#### [PROBLEM DESCRIPTION]
Only lines holding the string "click" are wanted; copy each one from the material.

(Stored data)
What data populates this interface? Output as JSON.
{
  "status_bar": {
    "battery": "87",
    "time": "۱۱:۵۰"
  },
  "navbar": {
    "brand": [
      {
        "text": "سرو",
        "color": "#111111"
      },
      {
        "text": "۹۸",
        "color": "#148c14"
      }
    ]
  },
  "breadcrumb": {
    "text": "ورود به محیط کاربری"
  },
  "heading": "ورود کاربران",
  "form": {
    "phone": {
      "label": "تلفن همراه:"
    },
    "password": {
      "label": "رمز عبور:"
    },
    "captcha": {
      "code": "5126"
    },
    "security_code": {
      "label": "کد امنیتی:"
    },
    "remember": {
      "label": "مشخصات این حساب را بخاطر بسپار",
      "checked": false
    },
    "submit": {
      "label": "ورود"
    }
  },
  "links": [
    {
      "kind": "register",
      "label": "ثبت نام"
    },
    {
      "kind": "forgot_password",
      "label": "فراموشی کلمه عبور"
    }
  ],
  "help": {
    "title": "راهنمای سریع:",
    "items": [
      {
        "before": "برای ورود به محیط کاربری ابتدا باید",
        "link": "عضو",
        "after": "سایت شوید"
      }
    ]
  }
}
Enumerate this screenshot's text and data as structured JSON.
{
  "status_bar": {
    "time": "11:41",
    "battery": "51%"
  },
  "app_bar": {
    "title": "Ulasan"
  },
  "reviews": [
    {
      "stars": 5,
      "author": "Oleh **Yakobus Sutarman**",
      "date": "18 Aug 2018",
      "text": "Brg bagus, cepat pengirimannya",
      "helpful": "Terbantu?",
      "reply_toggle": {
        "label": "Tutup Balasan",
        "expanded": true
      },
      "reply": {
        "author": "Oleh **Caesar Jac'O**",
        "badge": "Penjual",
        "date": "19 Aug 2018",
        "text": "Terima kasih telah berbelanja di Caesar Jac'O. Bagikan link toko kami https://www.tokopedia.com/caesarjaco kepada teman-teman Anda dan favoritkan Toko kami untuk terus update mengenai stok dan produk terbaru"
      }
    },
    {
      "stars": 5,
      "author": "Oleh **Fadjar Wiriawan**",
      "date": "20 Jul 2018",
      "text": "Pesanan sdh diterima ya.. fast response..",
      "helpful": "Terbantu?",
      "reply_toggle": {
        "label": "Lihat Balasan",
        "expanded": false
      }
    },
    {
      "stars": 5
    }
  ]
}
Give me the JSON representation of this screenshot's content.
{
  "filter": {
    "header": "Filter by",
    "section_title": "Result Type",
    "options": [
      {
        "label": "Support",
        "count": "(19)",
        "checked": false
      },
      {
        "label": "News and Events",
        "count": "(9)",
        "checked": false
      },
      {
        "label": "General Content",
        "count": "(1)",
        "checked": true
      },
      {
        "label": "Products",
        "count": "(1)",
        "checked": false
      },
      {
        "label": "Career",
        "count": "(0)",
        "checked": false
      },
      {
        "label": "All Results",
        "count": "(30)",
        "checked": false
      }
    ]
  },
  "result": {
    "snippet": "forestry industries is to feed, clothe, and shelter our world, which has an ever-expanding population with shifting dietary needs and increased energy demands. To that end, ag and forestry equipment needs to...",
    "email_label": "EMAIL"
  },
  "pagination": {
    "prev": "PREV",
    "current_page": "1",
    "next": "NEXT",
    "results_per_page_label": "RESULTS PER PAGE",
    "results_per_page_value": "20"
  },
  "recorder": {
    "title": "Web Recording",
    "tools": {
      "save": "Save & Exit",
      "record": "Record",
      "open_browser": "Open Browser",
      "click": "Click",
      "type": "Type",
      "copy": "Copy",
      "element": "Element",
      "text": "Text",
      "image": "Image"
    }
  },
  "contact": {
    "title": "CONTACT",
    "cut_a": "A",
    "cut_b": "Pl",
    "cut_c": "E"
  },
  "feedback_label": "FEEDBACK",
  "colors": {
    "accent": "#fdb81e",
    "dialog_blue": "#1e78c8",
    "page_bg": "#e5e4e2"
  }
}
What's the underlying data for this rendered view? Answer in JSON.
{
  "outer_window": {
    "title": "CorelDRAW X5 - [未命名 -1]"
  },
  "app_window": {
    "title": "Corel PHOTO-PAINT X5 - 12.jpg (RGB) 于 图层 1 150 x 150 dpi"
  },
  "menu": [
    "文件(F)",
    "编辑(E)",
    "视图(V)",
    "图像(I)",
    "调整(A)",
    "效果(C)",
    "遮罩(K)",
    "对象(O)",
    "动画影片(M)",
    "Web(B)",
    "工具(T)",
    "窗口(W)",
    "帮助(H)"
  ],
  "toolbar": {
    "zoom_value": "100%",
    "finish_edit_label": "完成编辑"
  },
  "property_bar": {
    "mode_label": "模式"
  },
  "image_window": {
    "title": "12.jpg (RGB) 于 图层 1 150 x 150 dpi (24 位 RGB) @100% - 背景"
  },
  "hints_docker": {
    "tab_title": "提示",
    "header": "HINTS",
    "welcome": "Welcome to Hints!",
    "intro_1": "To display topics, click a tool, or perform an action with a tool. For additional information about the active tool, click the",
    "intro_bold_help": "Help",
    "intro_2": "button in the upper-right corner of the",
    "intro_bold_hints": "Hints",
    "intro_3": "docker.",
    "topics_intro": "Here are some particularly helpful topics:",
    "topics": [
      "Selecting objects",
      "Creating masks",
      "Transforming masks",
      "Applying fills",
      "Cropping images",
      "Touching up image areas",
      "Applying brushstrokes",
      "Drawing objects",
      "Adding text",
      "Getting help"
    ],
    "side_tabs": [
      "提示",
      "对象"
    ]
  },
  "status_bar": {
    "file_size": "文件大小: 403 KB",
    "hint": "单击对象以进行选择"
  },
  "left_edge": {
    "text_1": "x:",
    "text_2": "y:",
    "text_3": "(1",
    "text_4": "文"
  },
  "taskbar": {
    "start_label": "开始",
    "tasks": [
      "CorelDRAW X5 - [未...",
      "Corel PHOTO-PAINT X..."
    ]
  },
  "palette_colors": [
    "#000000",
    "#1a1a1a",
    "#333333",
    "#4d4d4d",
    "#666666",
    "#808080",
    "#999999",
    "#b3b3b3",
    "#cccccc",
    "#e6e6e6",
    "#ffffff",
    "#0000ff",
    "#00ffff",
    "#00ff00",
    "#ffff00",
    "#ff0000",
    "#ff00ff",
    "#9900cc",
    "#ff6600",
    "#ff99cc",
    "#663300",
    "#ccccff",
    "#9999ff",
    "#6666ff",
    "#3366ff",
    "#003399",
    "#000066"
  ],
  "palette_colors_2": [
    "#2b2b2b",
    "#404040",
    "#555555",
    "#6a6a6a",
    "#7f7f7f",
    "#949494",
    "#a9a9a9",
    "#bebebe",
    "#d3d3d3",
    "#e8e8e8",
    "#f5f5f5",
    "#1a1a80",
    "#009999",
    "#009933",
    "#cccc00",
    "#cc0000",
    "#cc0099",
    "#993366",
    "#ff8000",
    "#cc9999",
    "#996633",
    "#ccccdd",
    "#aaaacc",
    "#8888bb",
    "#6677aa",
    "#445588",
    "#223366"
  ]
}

#### [TASK RESULT]
      "click": "Click",
    "intro_1": "To display topics, click a tool, or perform an action with a tool. For additional information about the active tool, click the",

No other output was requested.